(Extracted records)
[BEGIN]

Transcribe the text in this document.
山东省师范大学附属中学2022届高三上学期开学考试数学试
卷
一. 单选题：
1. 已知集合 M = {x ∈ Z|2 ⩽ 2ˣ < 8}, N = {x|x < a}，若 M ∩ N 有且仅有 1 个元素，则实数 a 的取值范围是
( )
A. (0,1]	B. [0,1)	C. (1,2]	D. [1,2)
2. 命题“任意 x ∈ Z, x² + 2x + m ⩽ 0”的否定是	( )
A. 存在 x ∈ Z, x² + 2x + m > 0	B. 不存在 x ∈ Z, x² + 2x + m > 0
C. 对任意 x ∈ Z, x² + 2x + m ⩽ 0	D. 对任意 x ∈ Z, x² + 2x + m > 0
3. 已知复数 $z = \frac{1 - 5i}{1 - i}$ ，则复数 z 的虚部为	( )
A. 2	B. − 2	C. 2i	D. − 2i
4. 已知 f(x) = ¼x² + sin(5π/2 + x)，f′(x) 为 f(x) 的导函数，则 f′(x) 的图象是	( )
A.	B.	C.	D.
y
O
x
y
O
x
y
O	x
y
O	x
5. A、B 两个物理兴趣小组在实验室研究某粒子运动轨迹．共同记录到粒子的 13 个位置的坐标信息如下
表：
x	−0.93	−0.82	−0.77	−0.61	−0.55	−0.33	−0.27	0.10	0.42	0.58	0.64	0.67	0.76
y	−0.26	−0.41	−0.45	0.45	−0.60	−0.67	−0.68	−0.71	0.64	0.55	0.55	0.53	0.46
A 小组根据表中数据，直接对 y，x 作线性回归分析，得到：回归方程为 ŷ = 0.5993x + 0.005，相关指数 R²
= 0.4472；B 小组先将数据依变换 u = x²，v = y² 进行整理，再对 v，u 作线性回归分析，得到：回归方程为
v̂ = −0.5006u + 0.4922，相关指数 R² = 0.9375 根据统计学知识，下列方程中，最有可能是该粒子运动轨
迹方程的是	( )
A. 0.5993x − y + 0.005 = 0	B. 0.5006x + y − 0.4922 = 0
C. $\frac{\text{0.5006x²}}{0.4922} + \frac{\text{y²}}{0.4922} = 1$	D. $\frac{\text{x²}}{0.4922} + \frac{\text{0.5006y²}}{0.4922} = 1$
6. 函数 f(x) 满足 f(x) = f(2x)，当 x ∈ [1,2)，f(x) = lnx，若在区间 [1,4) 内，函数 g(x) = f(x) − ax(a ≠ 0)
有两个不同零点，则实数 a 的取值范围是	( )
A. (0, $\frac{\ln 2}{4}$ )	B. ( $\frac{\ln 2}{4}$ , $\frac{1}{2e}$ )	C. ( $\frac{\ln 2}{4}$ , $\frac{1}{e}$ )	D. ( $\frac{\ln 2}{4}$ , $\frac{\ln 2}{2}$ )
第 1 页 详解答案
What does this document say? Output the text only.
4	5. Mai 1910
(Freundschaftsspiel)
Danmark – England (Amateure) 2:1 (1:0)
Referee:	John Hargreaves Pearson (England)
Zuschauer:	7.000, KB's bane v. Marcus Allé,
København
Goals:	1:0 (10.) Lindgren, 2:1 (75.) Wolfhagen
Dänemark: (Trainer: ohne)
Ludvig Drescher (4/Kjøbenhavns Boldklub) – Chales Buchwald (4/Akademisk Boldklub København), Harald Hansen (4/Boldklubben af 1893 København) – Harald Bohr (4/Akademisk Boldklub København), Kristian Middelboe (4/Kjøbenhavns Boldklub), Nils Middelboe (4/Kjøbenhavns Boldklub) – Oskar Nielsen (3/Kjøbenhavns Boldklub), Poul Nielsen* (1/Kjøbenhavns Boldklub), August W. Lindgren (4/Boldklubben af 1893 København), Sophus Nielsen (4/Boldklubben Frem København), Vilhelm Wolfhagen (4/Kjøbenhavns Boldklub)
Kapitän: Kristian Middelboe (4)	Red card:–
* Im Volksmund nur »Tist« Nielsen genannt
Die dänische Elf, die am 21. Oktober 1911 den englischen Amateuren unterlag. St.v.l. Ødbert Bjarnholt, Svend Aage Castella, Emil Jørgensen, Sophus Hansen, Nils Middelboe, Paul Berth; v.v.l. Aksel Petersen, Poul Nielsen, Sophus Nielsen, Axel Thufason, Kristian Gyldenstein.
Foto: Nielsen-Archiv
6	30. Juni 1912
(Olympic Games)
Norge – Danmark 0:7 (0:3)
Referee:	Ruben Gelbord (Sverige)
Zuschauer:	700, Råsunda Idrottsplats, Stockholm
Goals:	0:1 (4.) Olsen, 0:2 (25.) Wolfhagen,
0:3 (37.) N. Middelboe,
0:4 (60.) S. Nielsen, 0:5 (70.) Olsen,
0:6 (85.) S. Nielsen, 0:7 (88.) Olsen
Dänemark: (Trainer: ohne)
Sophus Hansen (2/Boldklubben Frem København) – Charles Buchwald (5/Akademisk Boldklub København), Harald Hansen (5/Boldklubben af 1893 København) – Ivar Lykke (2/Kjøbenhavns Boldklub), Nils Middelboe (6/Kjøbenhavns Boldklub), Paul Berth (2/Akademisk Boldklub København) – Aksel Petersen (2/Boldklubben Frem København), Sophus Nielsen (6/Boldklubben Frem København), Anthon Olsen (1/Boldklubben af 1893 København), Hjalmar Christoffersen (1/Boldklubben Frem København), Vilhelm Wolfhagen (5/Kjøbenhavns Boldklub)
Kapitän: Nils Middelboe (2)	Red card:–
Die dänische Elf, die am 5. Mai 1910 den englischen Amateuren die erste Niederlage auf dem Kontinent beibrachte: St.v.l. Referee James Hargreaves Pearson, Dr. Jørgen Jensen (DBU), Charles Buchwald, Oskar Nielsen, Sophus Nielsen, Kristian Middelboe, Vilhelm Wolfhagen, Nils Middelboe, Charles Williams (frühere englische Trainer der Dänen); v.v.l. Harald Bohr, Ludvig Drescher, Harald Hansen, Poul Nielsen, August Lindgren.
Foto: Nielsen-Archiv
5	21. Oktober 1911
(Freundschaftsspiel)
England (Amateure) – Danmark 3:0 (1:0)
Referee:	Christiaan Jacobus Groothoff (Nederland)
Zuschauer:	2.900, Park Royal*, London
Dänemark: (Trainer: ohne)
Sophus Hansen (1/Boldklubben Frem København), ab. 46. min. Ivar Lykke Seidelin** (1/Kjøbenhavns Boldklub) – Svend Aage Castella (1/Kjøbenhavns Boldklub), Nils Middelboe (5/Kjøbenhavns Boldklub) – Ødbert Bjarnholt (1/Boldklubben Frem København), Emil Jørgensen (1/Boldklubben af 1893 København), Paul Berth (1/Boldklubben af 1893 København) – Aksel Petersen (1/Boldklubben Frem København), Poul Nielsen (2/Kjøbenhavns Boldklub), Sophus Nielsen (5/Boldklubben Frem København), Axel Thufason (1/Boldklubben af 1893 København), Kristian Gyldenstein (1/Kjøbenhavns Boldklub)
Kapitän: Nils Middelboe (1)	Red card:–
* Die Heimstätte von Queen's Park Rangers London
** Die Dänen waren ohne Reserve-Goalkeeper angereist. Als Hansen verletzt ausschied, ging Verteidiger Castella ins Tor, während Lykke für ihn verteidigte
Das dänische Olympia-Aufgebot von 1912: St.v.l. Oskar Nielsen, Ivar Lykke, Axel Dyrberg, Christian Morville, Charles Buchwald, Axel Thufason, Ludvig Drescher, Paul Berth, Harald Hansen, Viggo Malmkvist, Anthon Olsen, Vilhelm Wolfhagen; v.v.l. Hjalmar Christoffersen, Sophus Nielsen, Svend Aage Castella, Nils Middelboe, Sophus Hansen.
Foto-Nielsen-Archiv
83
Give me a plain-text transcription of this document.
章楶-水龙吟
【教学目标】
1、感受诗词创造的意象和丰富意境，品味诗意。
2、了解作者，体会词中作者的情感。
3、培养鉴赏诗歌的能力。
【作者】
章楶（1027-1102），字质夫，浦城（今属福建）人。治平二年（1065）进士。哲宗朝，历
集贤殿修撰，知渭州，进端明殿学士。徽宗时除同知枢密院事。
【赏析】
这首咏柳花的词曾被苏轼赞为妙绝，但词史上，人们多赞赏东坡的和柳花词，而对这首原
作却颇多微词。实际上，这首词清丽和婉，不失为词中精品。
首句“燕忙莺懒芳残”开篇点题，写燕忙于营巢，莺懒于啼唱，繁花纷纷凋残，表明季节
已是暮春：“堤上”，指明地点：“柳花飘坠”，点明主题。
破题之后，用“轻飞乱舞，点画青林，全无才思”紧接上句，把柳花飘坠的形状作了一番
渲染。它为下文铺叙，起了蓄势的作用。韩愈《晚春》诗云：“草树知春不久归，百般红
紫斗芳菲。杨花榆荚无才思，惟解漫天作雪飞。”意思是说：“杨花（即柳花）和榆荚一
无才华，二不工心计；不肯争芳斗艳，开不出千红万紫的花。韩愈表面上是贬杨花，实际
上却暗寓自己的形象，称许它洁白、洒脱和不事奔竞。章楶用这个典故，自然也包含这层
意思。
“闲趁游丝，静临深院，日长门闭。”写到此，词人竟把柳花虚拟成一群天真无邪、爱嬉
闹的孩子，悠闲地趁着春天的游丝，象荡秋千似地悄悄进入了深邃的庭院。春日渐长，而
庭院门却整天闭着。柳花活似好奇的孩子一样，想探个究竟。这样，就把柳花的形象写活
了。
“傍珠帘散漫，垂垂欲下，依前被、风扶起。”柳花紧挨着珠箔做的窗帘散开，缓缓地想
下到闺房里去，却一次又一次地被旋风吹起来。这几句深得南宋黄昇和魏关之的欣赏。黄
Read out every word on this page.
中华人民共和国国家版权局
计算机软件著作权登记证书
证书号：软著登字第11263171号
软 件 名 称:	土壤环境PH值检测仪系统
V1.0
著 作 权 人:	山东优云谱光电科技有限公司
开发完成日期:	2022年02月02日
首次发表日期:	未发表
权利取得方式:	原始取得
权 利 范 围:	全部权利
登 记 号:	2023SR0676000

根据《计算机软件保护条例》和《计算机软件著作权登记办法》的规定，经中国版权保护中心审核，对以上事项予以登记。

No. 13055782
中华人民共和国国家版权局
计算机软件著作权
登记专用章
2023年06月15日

[END]

In the records above, return only the line that contains "Read out every word on this page." and every line after it through the last, exactly as they appear.

Read out every word on this page.
中华人民共和国国家版权局
计算机软件著作权登记证书
证书号：软著登字第11263171号
软 件 名 称:	土壤环境PH值检测仪系统
V1.0
著 作 权 人:	山东优云谱光电科技有限公司
开发完成日期:	2022年02月02日
首次发表日期:	未发表
权利取得方式:	原始取得
权 利 范 围:	全部权利
登 记 号:	2023SR0676000

根据《计算机软件保护条例》和《计算机软件著作权登记办法》的规定，经中国版权保护中心审核，对以上事项予以登记。

No. 13055782
中华人民共和国国家版权局
计算机软件著作权
登记专用章
2023年06月15日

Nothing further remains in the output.